EXERCISE OBJECTIVE: Using the data below, determine the number of lines that include the string "lohhh". Write only that number.
# # #
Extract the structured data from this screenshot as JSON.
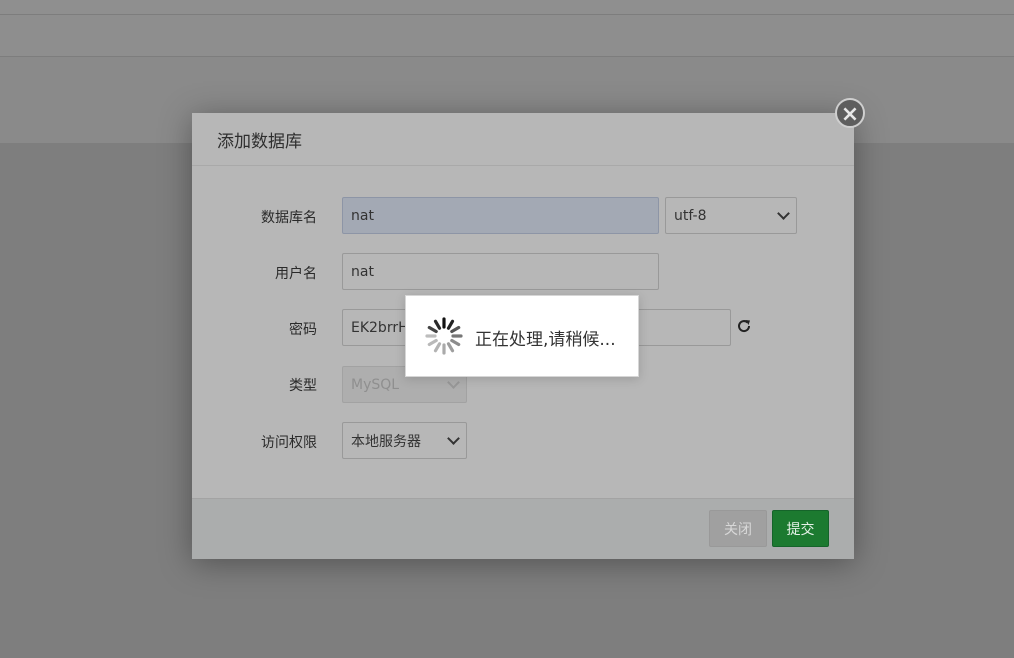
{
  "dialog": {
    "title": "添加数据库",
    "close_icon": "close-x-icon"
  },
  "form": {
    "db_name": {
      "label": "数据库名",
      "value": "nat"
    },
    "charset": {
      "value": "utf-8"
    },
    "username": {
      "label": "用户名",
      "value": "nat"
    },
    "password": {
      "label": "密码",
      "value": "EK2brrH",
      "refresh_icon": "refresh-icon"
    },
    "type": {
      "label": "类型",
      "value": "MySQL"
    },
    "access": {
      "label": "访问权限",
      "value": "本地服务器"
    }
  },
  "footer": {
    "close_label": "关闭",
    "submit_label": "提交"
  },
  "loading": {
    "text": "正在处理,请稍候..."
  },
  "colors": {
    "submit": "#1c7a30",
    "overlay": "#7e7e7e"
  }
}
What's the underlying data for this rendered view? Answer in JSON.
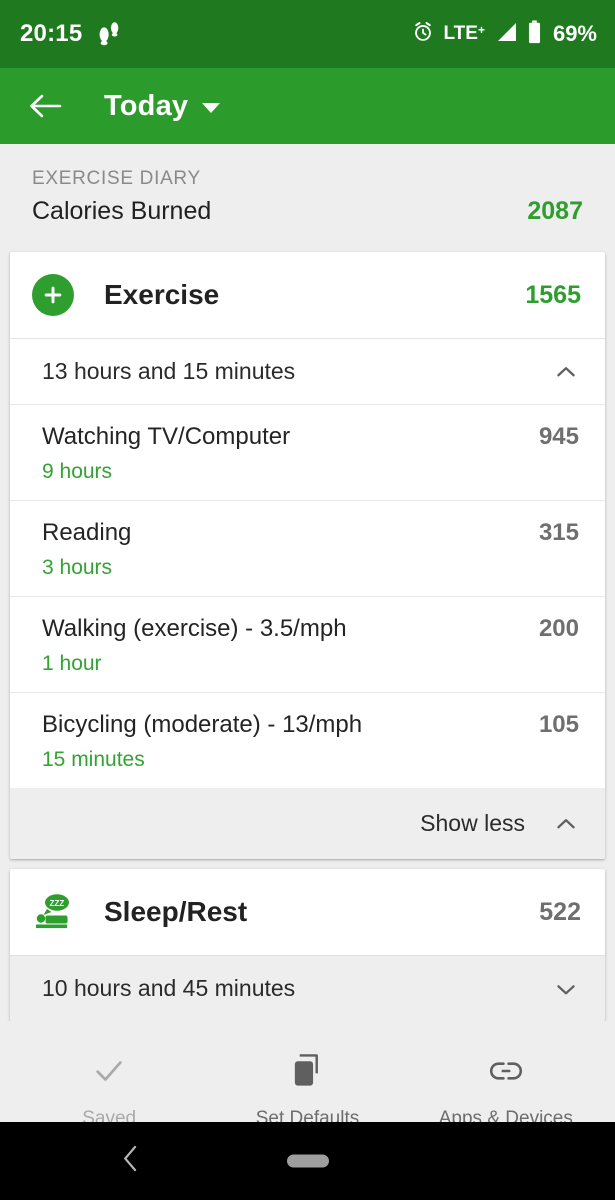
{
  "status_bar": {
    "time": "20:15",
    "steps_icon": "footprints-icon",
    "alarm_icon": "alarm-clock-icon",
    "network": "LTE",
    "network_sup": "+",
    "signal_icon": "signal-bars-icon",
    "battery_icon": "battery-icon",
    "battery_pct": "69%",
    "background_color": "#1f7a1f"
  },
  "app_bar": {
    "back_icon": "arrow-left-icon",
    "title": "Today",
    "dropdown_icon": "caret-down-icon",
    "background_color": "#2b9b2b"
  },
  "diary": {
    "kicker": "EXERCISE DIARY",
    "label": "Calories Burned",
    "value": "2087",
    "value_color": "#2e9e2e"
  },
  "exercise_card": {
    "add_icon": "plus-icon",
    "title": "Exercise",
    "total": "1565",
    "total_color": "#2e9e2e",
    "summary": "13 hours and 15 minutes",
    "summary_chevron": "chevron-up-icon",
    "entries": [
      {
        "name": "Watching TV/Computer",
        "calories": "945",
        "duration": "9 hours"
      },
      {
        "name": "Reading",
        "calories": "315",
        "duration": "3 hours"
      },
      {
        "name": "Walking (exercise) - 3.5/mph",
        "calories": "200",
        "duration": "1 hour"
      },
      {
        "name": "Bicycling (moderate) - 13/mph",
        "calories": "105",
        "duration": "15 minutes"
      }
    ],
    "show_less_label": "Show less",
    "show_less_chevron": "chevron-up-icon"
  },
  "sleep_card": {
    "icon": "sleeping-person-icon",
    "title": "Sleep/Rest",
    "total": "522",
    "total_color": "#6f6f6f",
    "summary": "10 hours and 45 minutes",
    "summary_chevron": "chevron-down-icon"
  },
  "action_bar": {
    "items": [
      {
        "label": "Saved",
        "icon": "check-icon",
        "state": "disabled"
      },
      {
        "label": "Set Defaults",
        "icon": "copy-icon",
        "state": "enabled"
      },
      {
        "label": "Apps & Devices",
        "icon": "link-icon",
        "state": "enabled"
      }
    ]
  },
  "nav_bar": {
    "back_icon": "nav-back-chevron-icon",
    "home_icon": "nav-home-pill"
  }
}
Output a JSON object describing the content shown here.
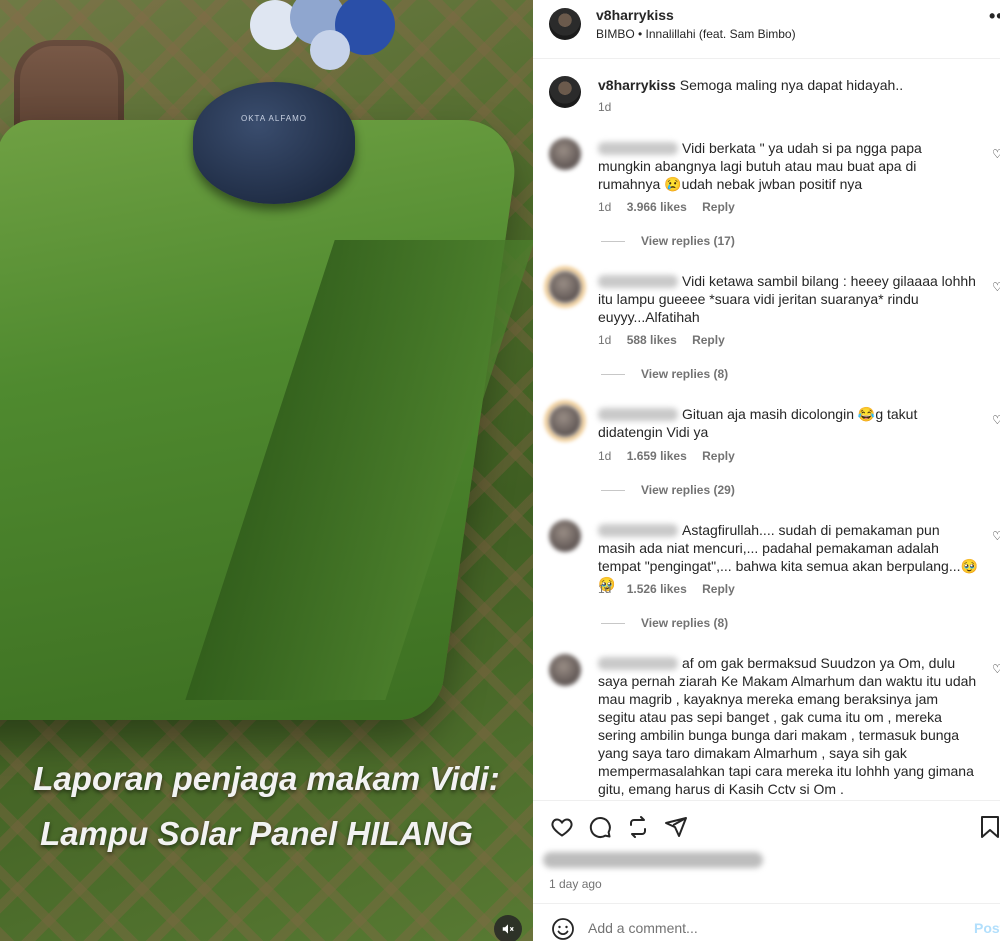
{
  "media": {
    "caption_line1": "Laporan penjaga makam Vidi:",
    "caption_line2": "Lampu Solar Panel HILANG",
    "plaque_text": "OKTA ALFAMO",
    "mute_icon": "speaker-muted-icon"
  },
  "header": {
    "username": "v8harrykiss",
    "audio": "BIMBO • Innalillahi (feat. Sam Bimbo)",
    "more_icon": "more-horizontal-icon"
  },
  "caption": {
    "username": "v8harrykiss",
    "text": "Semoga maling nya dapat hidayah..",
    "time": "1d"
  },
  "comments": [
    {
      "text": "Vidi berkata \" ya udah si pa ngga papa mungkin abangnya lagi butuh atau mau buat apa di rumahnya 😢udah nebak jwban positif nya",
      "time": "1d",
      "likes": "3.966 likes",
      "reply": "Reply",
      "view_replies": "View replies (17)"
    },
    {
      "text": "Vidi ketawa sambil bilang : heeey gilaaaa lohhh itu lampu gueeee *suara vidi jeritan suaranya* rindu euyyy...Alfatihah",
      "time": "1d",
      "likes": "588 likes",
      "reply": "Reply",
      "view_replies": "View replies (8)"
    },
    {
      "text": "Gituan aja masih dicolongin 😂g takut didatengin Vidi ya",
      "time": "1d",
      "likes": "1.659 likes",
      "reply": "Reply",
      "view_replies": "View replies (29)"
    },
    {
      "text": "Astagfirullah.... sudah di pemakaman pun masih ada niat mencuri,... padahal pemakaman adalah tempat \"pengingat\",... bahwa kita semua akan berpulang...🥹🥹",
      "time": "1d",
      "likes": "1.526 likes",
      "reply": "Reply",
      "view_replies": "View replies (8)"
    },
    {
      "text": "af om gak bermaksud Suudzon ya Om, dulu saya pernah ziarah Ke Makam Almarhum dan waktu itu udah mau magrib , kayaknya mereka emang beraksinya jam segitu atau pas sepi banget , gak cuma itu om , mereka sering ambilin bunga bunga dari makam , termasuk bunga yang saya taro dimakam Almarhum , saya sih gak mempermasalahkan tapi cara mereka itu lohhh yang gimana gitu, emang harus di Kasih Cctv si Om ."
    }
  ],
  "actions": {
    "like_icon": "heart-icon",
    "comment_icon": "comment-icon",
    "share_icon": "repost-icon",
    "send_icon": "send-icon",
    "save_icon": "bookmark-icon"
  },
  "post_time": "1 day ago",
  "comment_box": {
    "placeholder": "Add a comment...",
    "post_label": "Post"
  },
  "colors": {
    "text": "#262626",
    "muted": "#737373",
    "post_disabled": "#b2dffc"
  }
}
# # #
TASK RESULT: 2